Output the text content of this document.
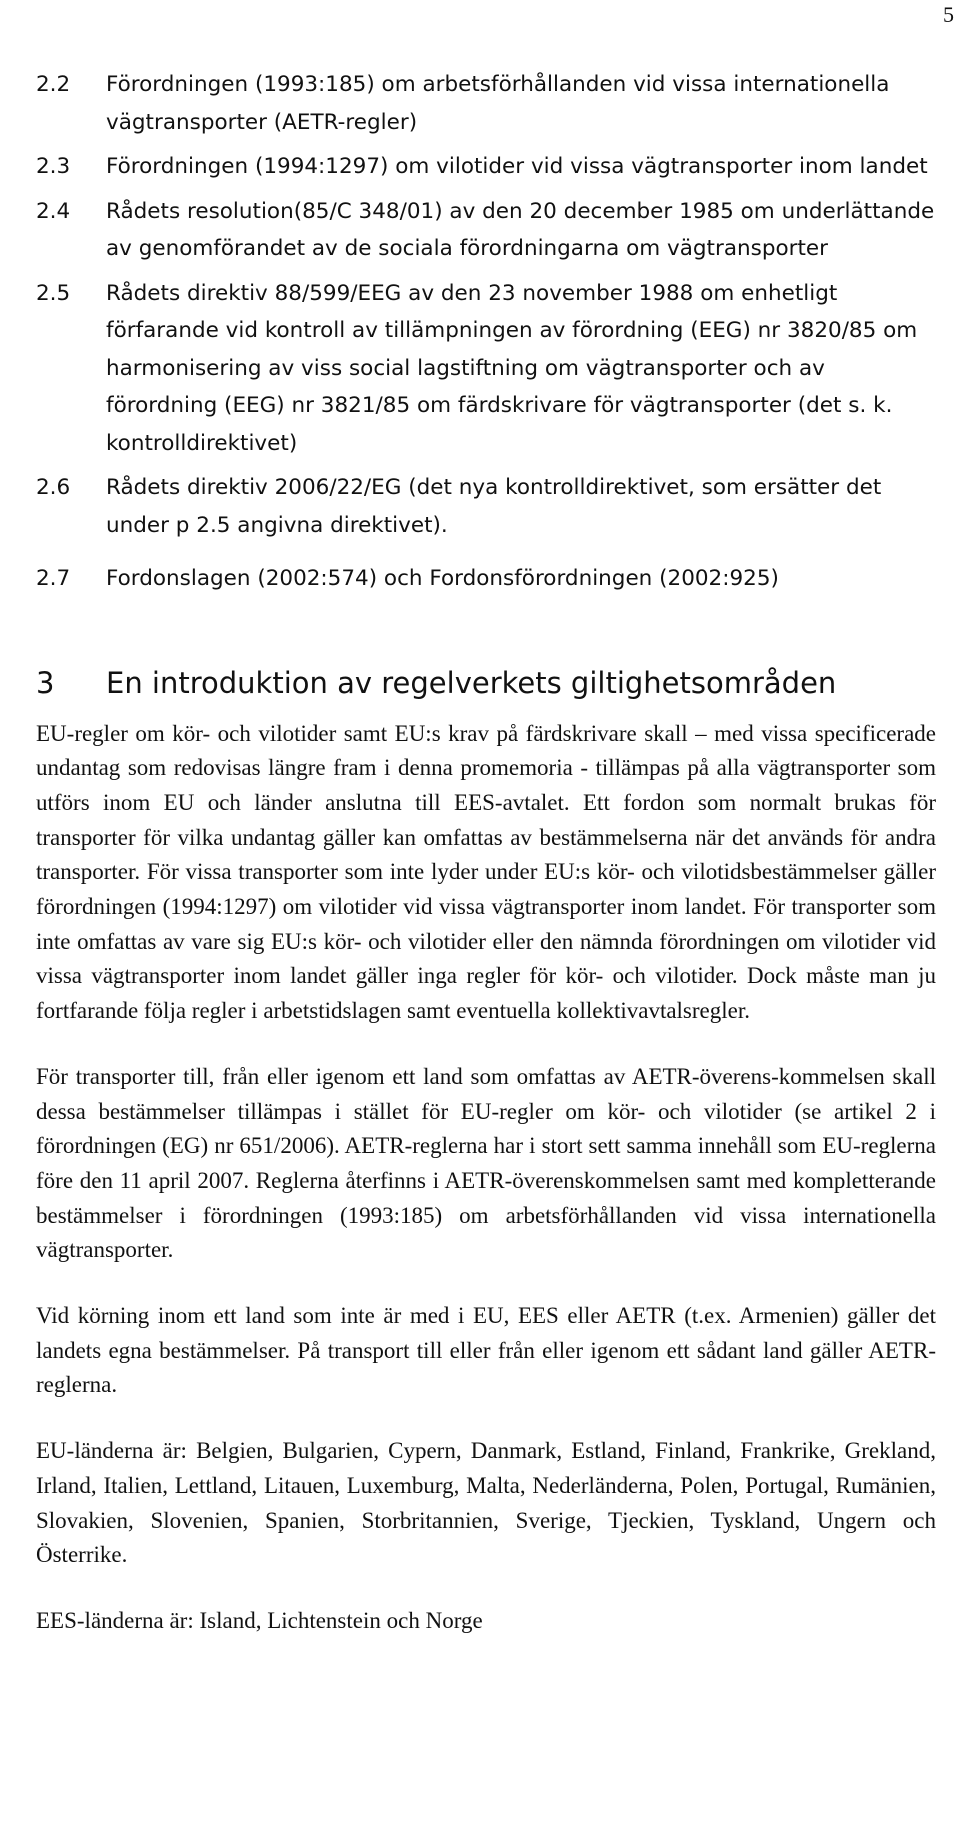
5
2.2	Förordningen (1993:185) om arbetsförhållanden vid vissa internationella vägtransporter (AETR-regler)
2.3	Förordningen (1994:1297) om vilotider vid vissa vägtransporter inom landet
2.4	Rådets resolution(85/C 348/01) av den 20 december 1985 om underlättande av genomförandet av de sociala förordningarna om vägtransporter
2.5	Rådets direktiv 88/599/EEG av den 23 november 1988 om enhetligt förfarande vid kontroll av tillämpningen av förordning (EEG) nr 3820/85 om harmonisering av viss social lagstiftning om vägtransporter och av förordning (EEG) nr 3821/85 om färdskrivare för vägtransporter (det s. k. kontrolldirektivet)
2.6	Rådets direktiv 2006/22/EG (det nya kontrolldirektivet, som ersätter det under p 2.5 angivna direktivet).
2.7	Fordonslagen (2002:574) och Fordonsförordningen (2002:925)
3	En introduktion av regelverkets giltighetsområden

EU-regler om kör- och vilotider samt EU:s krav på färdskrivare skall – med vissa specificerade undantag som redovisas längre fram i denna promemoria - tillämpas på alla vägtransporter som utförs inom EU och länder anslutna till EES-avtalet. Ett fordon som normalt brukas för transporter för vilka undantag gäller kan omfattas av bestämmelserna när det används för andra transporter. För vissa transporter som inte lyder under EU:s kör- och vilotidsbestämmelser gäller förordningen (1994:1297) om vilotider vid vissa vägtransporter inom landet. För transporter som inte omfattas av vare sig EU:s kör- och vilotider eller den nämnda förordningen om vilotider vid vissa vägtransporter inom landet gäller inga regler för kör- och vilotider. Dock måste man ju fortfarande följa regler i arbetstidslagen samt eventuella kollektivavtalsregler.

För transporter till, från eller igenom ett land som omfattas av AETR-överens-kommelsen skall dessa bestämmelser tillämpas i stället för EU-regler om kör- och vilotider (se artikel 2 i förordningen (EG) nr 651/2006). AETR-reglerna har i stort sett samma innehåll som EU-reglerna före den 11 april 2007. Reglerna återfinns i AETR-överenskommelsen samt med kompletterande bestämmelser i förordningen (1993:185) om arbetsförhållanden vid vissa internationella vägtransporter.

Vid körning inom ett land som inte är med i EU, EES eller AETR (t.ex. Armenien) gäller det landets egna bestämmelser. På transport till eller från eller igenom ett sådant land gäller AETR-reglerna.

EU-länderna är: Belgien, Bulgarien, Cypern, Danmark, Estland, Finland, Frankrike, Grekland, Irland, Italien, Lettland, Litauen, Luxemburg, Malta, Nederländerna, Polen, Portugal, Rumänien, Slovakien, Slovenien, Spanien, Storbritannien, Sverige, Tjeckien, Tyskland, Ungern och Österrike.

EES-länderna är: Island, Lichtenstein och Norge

::::::::

Read the listing line by line, and copy each line in which the word "eller" is found.

Solution for this task
EU-regler om kör- och vilotider samt EU:s krav på färdskrivare skall – med vissa specificerade undantag som redovisas längre fram i denna promemoria - tillämpas på alla vägtransporter som utförs inom EU och länder anslutna till EES-avtalet. Ett fordon som normalt brukas för transporter för vilka undantag gäller kan omfattas av bestämmelserna när det används för andra transporter. För vissa transporter som inte lyder under EU:s kör- och vilotidsbestämmelser gäller förordningen (1994:1297) om vilotider vid vissa vägtransporter inom landet. För transporter som inte omfattas av vare sig EU:s kör- och vilotider eller den nämnda förordningen om vilotider vid vissa vägtransporter inom landet gäller inga regler för kör- och vilotider. Dock måste man ju fortfarande följa regler i arbetstidslagen samt eventuella kollektivavtalsregler.
För transporter till, från eller igenom ett land som omfattas av AETR-överens-kommelsen skall dessa bestämmelser tillämpas i stället för EU-regler om kör- och vilotider (se artikel 2 i förordningen (EG) nr 651/2006). AETR-reglerna har i stort sett samma innehåll som EU-reglerna före den 11 april 2007. Reglerna återfinns i AETR-överenskommelsen samt med kompletterande bestämmelser i förordningen (1993:185) om arbetsförhållanden vid vissa internationella vägtransporter.
Vid körning inom ett land som inte är med i EU, EES eller AETR (t.ex. Armenien) gäller det landets egna bestämmelser. På transport till eller från eller igenom ett sådant land gäller AETR-reglerna.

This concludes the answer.